Excerpts from a figure dataset
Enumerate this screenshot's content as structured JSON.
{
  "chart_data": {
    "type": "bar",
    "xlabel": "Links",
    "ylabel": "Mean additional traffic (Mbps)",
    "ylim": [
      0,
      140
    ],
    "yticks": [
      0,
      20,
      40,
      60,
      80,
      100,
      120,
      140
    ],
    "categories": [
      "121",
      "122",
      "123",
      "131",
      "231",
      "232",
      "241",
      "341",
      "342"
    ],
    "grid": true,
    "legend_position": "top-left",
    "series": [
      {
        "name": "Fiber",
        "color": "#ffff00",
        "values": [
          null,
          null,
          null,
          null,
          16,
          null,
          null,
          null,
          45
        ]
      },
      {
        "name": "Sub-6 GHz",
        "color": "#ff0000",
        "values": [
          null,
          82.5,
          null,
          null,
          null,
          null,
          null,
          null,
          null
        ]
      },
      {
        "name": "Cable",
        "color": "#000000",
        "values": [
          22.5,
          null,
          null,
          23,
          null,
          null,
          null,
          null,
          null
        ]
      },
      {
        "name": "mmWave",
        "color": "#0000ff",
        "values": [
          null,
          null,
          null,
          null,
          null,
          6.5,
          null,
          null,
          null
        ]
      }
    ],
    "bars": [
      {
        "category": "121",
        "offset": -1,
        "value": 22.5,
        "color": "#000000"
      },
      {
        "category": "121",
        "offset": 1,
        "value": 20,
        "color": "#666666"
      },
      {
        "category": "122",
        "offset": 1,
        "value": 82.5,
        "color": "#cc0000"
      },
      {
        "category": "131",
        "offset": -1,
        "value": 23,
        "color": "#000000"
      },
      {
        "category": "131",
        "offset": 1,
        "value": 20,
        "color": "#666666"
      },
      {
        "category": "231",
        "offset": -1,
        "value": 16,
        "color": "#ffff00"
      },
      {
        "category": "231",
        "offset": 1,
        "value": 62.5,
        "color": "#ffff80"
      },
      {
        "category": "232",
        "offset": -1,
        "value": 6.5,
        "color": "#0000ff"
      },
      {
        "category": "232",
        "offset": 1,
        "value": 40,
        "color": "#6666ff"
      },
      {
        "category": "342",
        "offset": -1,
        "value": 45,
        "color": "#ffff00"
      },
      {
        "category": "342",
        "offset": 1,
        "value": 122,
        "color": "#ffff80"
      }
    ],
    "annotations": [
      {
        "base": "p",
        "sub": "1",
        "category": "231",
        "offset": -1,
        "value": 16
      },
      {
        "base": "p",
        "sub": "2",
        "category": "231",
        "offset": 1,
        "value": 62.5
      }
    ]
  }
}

### Written request
Exactly as shown above, return every record.

### Worked answer
Enumerate this screenshot's content as structured JSON.
{
  "chart_data": {
    "type": "bar",
    "xlabel": "Links",
    "ylabel": "Mean additional traffic (Mbps)",
    "ylim": [
      0,
      140
    ],
    "yticks": [
      0,
      20,
      40,
      60,
      80,
      100,
      120,
      140
    ],
    "categories": [
      "121",
      "122",
      "123",
      "131",
      "231",
      "232",
      "241",
      "341",
      "342"
    ],
    "grid": true,
    "legend_position": "top-left",
    "series": [
      {
        "name": "Fiber",
        "color": "#ffff00",
        "values": [
          null,
          null,
          null,
          null,
          16,
          null,
          null,
          null,
          45
        ]
      },
      {
        "name": "Sub-6 GHz",
        "color": "#ff0000",
        "values": [
          null,
          82.5,
          null,
          null,
          null,
          null,
          null,
          null,
          null
        ]
      },
      {
        "name": "Cable",
        "color": "#000000",
        "values": [
          22.5,
          null,
          null,
          23,
          null,
          null,
          null,
          null,
          null
        ]
      },
      {
        "name": "mmWave",
        "color": "#0000ff",
        "values": [
          null,
          null,
          null,
          null,
          null,
          6.5,
          null,
          null,
          null
        ]
      }
    ],
    "bars": [
      {
        "category": "121",
        "offset": -1,
        "value": 22.5,
        "color": "#000000"
      },
      {
        "category": "121",
        "offset": 1,
        "value": 20,
        "color": "#666666"
      },
      {
        "category": "122",
        "offset": 1,
        "value": 82.5,
        "color": "#cc0000"
      },
      {
        "category": "131",
        "offset": -1,
        "value": 23,
        "color": "#000000"
      },
      {
        "category": "131",
        "offset": 1,
        "value": 20,
        "color": "#666666"
      },
      {
        "category": "231",
        "offset": -1,
        "value": 16,
        "color": "#ffff00"
      },
      {
        "category": "231",
        "offset": 1,
        "value": 62.5,
        "color": "#ffff80"
      },
      {
        "category": "232",
        "offset": -1,
        "value": 6.5,
        "color": "#0000ff"
      },
      {
        "category": "232",
        "offset": 1,
        "value": 40,
        "color": "#6666ff"
      },
      {
        "category": "342",
        "offset": -1,
        "value": 45,
        "color": "#ffff00"
      },
      {
        "category": "342",
        "offset": 1,
        "value": 122,
        "color": "#ffff80"
      }
    ],
    "annotations": [
      {
        "base": "p",
        "sub": "1",
        "category": "231",
        "offset": -1,
        "value": 16
      },
      {
        "base": "p",
        "sub": "2",
        "category": "231",
        "offset": 1,
        "value": 62.5
      }
    ]
  }
}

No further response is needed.